# TASK STATEMENT
Find every line with the word "value" and give their count, nothing else.

[Structured figure records]

┌────────

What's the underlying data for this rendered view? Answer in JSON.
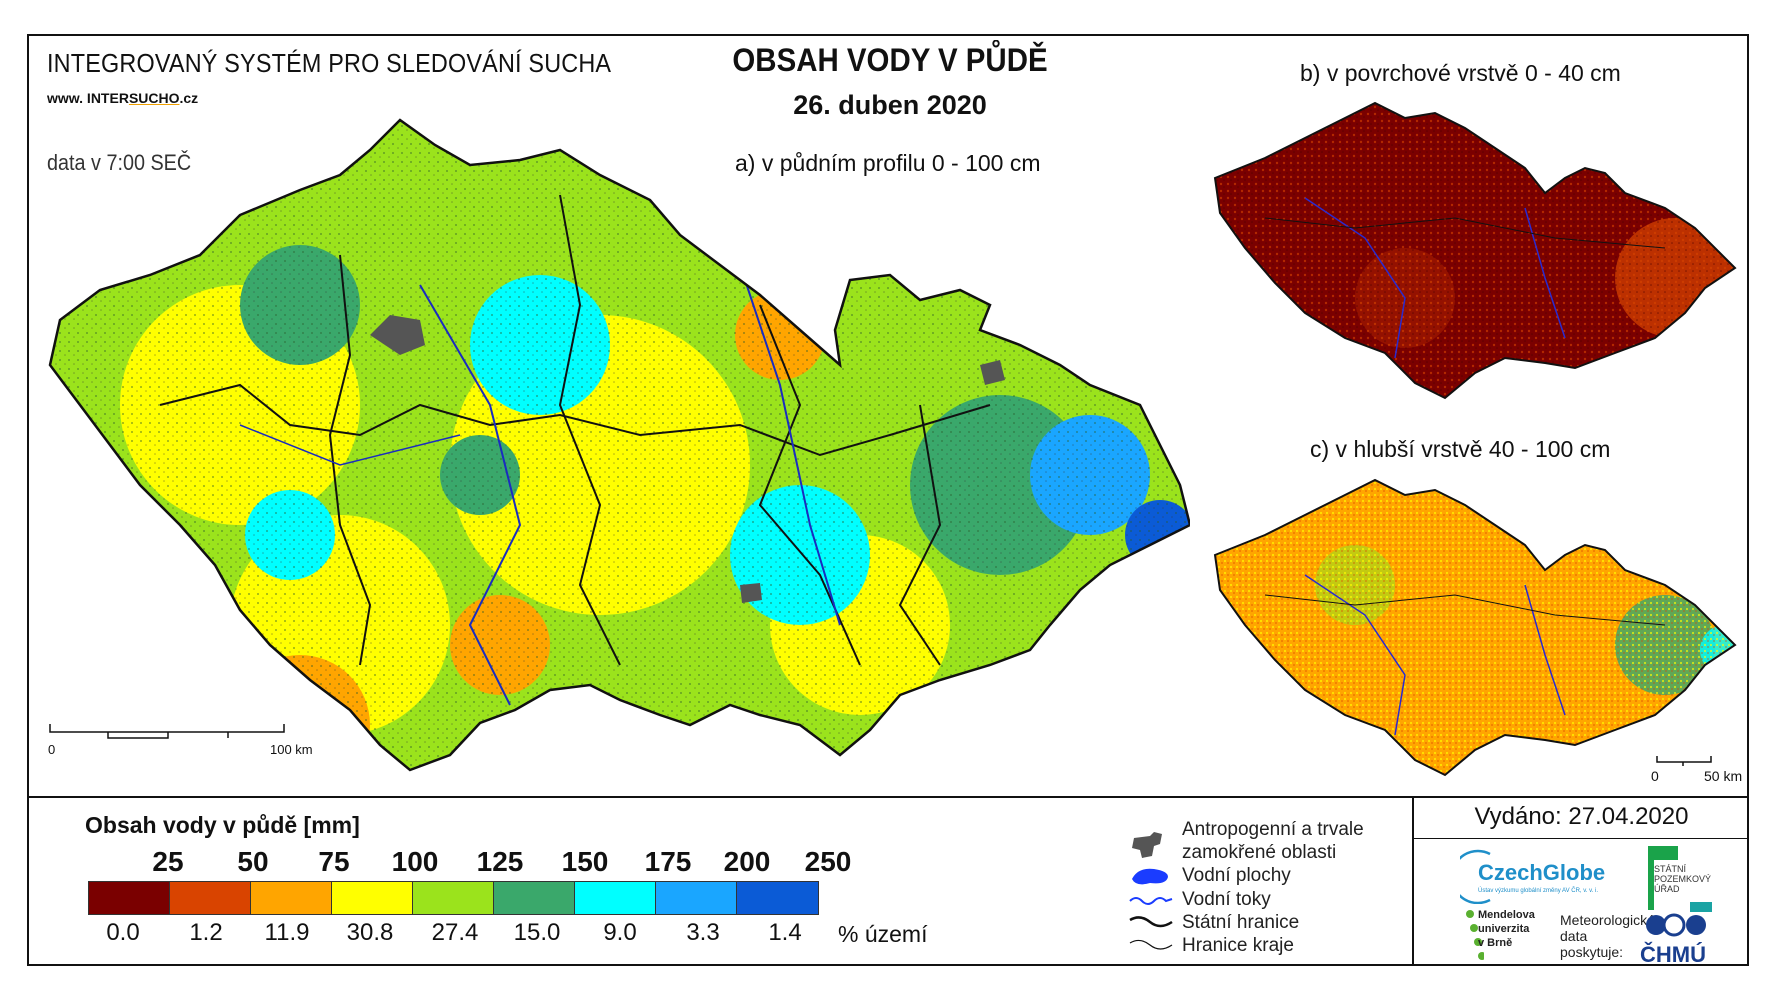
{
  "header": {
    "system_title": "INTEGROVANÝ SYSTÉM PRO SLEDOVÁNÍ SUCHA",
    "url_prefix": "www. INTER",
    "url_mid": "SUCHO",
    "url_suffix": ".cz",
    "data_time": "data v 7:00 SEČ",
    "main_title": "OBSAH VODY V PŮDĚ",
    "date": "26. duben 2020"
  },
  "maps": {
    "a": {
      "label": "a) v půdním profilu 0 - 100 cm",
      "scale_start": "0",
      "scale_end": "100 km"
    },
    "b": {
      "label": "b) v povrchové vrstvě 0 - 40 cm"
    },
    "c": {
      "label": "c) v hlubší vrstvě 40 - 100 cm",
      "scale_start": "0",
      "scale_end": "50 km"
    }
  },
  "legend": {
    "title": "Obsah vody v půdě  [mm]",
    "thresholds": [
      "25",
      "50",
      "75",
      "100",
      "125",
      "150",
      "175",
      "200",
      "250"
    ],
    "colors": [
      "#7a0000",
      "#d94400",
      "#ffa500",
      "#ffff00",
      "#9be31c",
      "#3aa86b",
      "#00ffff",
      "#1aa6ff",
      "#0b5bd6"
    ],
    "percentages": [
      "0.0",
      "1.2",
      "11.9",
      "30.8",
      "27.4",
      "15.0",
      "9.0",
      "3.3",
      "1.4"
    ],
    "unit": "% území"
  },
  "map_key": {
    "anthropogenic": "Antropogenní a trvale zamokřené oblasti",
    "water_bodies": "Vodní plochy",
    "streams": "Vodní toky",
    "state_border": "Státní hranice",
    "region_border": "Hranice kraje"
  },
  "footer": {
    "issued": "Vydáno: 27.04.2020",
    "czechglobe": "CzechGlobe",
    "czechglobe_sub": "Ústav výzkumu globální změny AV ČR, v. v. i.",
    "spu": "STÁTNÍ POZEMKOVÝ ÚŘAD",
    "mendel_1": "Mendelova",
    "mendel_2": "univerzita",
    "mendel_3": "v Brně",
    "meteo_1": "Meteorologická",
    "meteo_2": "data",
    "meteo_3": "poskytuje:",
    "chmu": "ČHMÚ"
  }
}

└────────
┌────────

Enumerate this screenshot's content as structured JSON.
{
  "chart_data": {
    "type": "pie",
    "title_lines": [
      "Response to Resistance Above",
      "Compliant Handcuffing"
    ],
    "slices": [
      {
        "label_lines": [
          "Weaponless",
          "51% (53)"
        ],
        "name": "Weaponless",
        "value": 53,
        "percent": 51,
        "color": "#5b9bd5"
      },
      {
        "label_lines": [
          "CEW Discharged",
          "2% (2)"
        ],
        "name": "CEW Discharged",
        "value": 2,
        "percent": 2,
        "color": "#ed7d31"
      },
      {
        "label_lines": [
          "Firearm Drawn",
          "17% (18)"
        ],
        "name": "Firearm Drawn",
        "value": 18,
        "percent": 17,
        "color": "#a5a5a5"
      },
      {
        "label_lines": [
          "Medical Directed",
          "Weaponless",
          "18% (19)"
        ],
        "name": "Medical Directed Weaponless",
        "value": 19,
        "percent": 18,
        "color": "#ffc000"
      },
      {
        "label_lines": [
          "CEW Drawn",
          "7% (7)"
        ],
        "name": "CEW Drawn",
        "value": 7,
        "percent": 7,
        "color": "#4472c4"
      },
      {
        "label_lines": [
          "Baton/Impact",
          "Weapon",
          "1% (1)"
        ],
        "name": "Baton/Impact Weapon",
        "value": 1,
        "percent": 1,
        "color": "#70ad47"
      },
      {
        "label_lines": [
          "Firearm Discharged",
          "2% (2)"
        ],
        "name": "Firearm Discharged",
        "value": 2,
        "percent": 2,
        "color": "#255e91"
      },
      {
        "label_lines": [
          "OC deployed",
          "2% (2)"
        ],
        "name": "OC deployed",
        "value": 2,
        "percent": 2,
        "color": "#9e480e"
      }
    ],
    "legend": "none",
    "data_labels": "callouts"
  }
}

└────────

# COMPLETE OUTPUT
8